Stored items
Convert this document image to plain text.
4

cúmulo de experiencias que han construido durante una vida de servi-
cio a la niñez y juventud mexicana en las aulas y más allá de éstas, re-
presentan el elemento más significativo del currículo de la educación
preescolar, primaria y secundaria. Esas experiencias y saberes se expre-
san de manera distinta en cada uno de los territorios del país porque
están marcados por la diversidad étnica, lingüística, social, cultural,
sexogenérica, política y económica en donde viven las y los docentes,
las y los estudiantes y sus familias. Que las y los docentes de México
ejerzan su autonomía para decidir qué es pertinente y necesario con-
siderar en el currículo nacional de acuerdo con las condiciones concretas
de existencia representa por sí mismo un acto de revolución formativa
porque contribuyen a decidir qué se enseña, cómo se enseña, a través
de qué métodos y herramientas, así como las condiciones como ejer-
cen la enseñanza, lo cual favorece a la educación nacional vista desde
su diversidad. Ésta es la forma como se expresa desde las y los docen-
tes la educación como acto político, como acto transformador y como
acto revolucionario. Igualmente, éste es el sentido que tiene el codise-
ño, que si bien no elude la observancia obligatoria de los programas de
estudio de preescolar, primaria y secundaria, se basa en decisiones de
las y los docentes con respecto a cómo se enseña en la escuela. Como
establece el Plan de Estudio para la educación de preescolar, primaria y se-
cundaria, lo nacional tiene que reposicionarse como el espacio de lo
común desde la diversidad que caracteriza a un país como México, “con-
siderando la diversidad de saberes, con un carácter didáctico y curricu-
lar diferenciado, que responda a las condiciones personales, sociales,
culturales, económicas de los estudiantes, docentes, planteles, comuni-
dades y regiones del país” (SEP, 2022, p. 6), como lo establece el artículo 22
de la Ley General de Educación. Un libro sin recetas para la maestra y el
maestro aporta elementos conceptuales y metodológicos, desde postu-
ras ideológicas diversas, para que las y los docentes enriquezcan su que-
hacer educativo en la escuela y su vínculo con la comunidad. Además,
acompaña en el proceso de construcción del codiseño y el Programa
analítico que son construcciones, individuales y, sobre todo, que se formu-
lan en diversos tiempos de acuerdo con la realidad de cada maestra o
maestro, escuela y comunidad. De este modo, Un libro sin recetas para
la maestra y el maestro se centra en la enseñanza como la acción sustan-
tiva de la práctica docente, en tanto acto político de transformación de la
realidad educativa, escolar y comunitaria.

• Exercise requirements: Set all of the records down again, exactly as they stand.

• The result:
Convert this document image to plain text.
4

cúmulo de experiencias que han construido durante una vida de servi-
cio a la niñez y juventud mexicana en las aulas y más allá de éstas, re-
presentan el elemento más significativo del currículo de la educación
preescolar, primaria y secundaria. Esas experiencias y saberes se expre-
san de manera distinta en cada uno de los territorios del país porque
están marcados por la diversidad étnica, lingüística, social, cultural,
sexogenérica, política y económica en donde viven las y los docentes,
las y los estudiantes y sus familias. Que las y los docentes de México
ejerzan su autonomía para decidir qué es pertinente y necesario con-
siderar en el currículo nacional de acuerdo con las condiciones concretas
de existencia representa por sí mismo un acto de revolución formativa
porque contribuyen a decidir qué se enseña, cómo se enseña, a través
de qué métodos y herramientas, así como las condiciones como ejer-
cen la enseñanza, lo cual favorece a la educación nacional vista desde
su diversidad. Ésta es la forma como se expresa desde las y los docen-
tes la educación como acto político, como acto transformador y como
acto revolucionario. Igualmente, éste es el sentido que tiene el codise-
ño, que si bien no elude la observancia obligatoria de los programas de
estudio de preescolar, primaria y secundaria, se basa en decisiones de
las y los docentes con respecto a cómo se enseña en la escuela. Como
establece el Plan de Estudio para la educación de preescolar, primaria y se-
cundaria, lo nacional tiene que reposicionarse como el espacio de lo
común desde la diversidad que caracteriza a un país como México, “con-
siderando la diversidad de saberes, con un carácter didáctico y curricu-
lar diferenciado, que responda a las condiciones personales, sociales,
culturales, económicas de los estudiantes, docentes, planteles, comuni-
dades y regiones del país” (SEP, 2022, p. 6), como lo establece el artículo 22
de la Ley General de Educación. Un libro sin recetas para la maestra y el
maestro aporta elementos conceptuales y metodológicos, desde postu-
ras ideológicas diversas, para que las y los docentes enriquezcan su que-
hacer educativo en la escuela y su vínculo con la comunidad. Además,
acompaña en el proceso de construcción del codiseño y el Programa
analítico que son construcciones, individuales y, sobre todo, que se formu-
lan en diversos tiempos de acuerdo con la realidad de cada maestra o
maestro, escuela y comunidad. De este modo, Un libro sin recetas para
la maestra y el maestro se centra en la enseñanza como la acción sustan-
tiva de la práctica docente, en tanto acto político de transformación de la
realidad educativa, escolar y comunitaria.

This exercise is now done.